» Given problem:
Without pictures, repeat exactly the lines from the one containing "Enumerate this screenshot's" through the end of the entries.
(begin)
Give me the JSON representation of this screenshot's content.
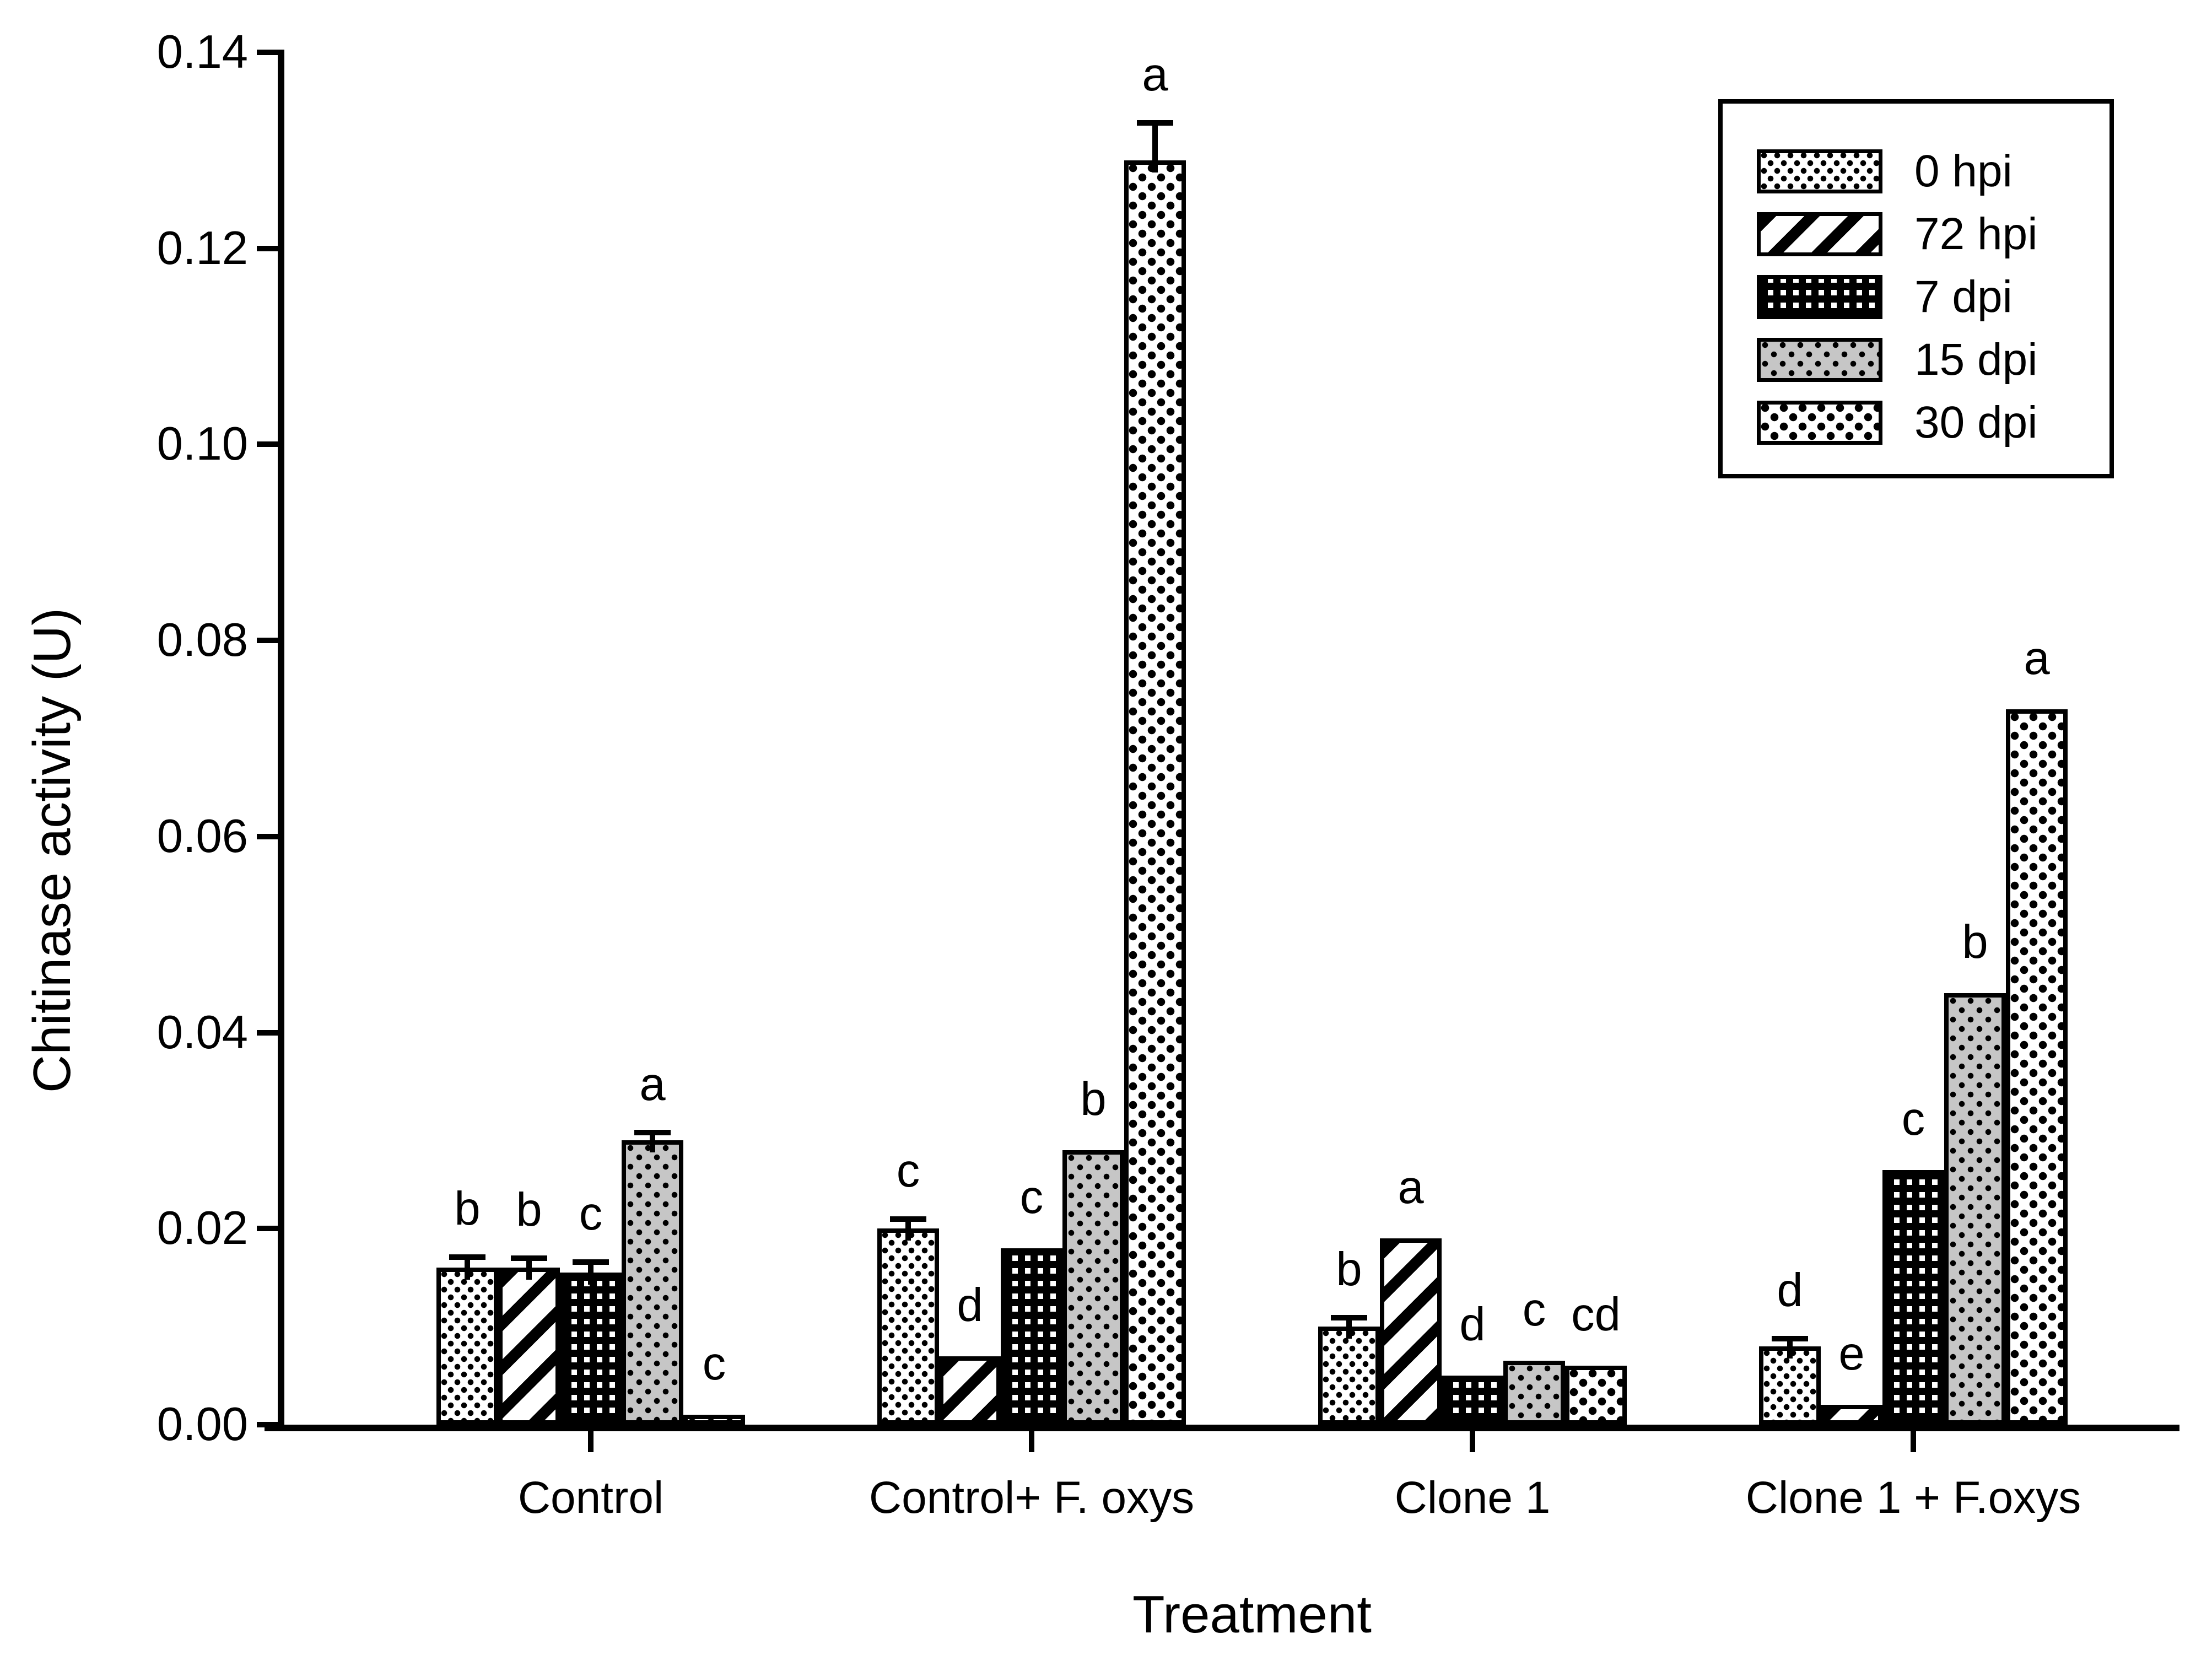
{
  "figure_title": "",
  "axes": {
    "y": {
      "title": "Chitinase activity (U)",
      "tick_labels": [
        "0.00",
        "0.02",
        "0.04",
        "0.06",
        "0.08",
        "0.10",
        "0.12",
        "0.14"
      ],
      "min": 0,
      "max": 0.14
    },
    "x": {
      "title": "Treatment",
      "categories": [
        "Control",
        "Control+ F. oxys",
        "Clone 1",
        "Clone 1 + F.oxys"
      ]
    }
  },
  "legend": {
    "position": "top-right",
    "entries": [
      {
        "label": "0 hpi",
        "pattern": "fine-dots"
      },
      {
        "label": "72 hpi",
        "pattern": "diagonal-stripes"
      },
      {
        "label": "7 dpi",
        "pattern": "dark-grid"
      },
      {
        "label": "15 dpi",
        "pattern": "gray-dots"
      },
      {
        "label": "30 dpi",
        "pattern": "coarse-dots"
      }
    ]
  },
  "colors": {
    "foreground": "#000000",
    "background": "#ffffff",
    "gray_fill": "#c6c6c6"
  },
  "chart_data": {
    "type": "bar",
    "title": "",
    "xlabel": "Treatment",
    "ylabel": "Chitinase activity (U)",
    "ylim": [
      0,
      0.14
    ],
    "ytick_step": 0.02,
    "grid": false,
    "legend_position": "top-right",
    "error_bars": "upper standard-error whiskers with caps",
    "annotations": "significance letters above bars",
    "categories": [
      "Control",
      "Control+ F. oxys",
      "Clone 1",
      "Clone 1 + F.oxys"
    ],
    "series": [
      {
        "name": "0 hpi",
        "pattern": "fine-dots",
        "values": [
          0.016,
          0.02,
          0.01,
          0.008
        ],
        "errors": [
          0.0008,
          0.0007,
          0.0006,
          0.0005
        ],
        "sig_letters": [
          "b",
          "c",
          "b",
          "d"
        ]
      },
      {
        "name": "72 hpi",
        "pattern": "diagonal-stripes",
        "values": [
          0.016,
          0.007,
          0.019,
          0.002
        ],
        "errors": [
          0.0007,
          0,
          0,
          0
        ],
        "sig_letters": [
          "b",
          "d",
          "a",
          "e"
        ]
      },
      {
        "name": "7 dpi",
        "pattern": "dark-grid",
        "values": [
          0.0155,
          0.018,
          0.005,
          0.026
        ],
        "errors": [
          0.0008,
          0,
          0,
          0
        ],
        "sig_letters": [
          "c",
          "c",
          "d",
          "c"
        ]
      },
      {
        "name": "15 dpi",
        "pattern": "gray-dots",
        "values": [
          0.029,
          0.028,
          0.0065,
          0.044
        ],
        "errors": [
          0.0005,
          0,
          0,
          0
        ],
        "sig_letters": [
          "a",
          "b",
          "c",
          "b"
        ]
      },
      {
        "name": "30 dpi",
        "pattern": "coarse-dots",
        "values": [
          0.001,
          0.129,
          0.006,
          0.073
        ],
        "errors": [
          0,
          0.0035,
          0,
          0
        ],
        "sig_letters": [
          "c",
          "a",
          "cd",
          "a"
        ]
      }
    ]
  }
}
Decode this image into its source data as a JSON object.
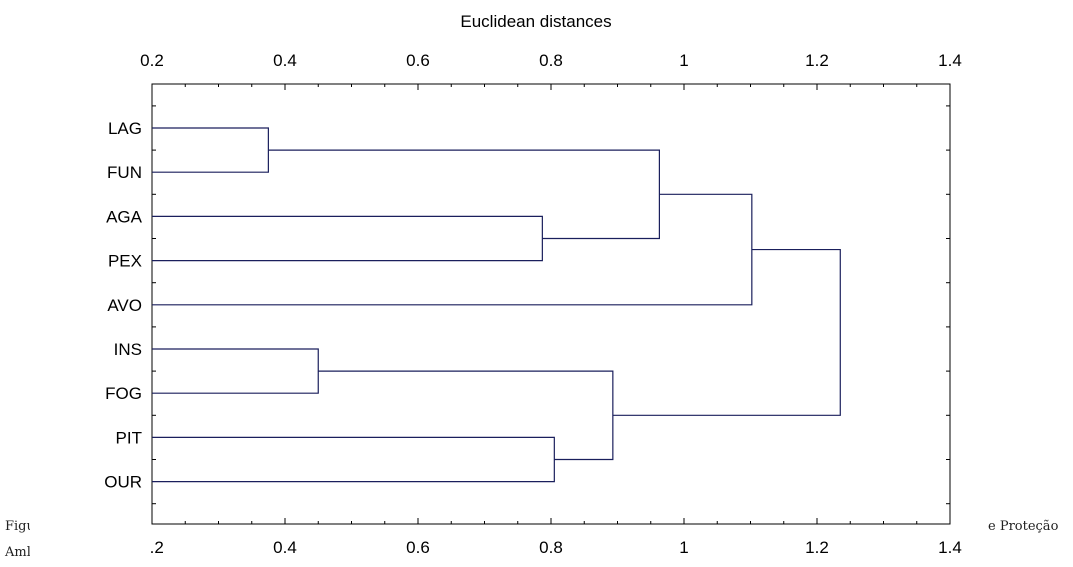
{
  "chart_data": {
    "type": "dendrogram",
    "title": "Euclidean distances",
    "axis_ticks": [
      "0.2",
      "0.4",
      "0.6",
      "0.8",
      "1",
      "1.2",
      "1.4"
    ],
    "xlim": [
      0.2,
      1.4
    ],
    "leaves": [
      "LAG",
      "FUN",
      "AGA",
      "PEX",
      "AVO",
      "INS",
      "FOG",
      "PIT",
      "OUR"
    ],
    "merges": [
      {
        "a": "LAG",
        "b": "FUN",
        "height": 0.375
      },
      {
        "a": "INS",
        "b": "FOG",
        "height": 0.45
      },
      {
        "a": "AGA",
        "b": "PEX",
        "height": 0.787
      },
      {
        "a": "PIT",
        "b": "OUR",
        "height": 0.805
      },
      {
        "a": "LAG+FUN",
        "b": "AGA+PEX",
        "height": 0.963
      },
      {
        "a": "INS+FOG",
        "b": "PIT+OUR",
        "height": 0.893
      },
      {
        "a": "LAG+FUN+AGA+PEX",
        "b": "AVO",
        "height": 1.102
      },
      {
        "a": "LAG+FUN+AGA+PEX+AVO",
        "b": "INS+FOG+PIT+OUR",
        "height": 1.235
      }
    ],
    "colors": {
      "lines": "#1a1f5c",
      "text": "#000000"
    }
  },
  "caption": {
    "left_line1": "Figu",
    "left_line2": "Aml",
    "right_line1": "e Proteção"
  }
}
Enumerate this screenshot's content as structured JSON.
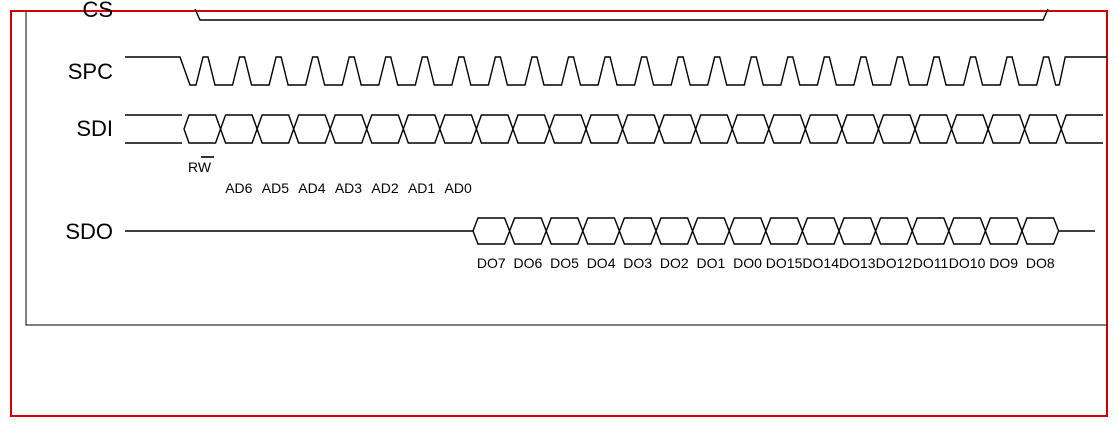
{
  "colors": {
    "frame": "#d00000",
    "ink": "#000000",
    "background": "#ffffff"
  },
  "signals": {
    "cs_label": "CS",
    "spc_label": "SPC",
    "sdi_label": "SDI",
    "sdo_label": "SDO"
  },
  "spc_cycles": 24,
  "sdi": {
    "rw_label": "RW",
    "address_bits": [
      "AD6",
      "AD5",
      "AD4",
      "AD3",
      "AD2",
      "AD1",
      "AD0"
    ],
    "cells": 24
  },
  "sdo": {
    "data_bits": [
      "DO7",
      "DO6",
      "DO5",
      "DO4",
      "DO3",
      "DO2",
      "DO1",
      "DO0",
      "DO15",
      "DO14",
      "DO13",
      "DO12",
      "DO11",
      "DO10",
      "DO9",
      "DO8"
    ]
  }
}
(end)
» Reply to the exercise:
Enumerate this screenshot's content as structured JSON.
{
  "colors": {
    "frame": "#d00000",
    "ink": "#000000",
    "background": "#ffffff"
  },
  "signals": {
    "cs_label": "CS",
    "spc_label": "SPC",
    "sdi_label": "SDI",
    "sdo_label": "SDO"
  },
  "spc_cycles": 24,
  "sdi": {
    "rw_label": "RW",
    "address_bits": [
      "AD6",
      "AD5",
      "AD4",
      "AD3",
      "AD2",
      "AD1",
      "AD0"
    ],
    "cells": 24
  },
  "sdo": {
    "data_bits": [
      "DO7",
      "DO6",
      "DO5",
      "DO4",
      "DO3",
      "DO2",
      "DO1",
      "DO0",
      "DO15",
      "DO14",
      "DO13",
      "DO12",
      "DO11",
      "DO10",
      "DO9",
      "DO8"
    ]
  }
}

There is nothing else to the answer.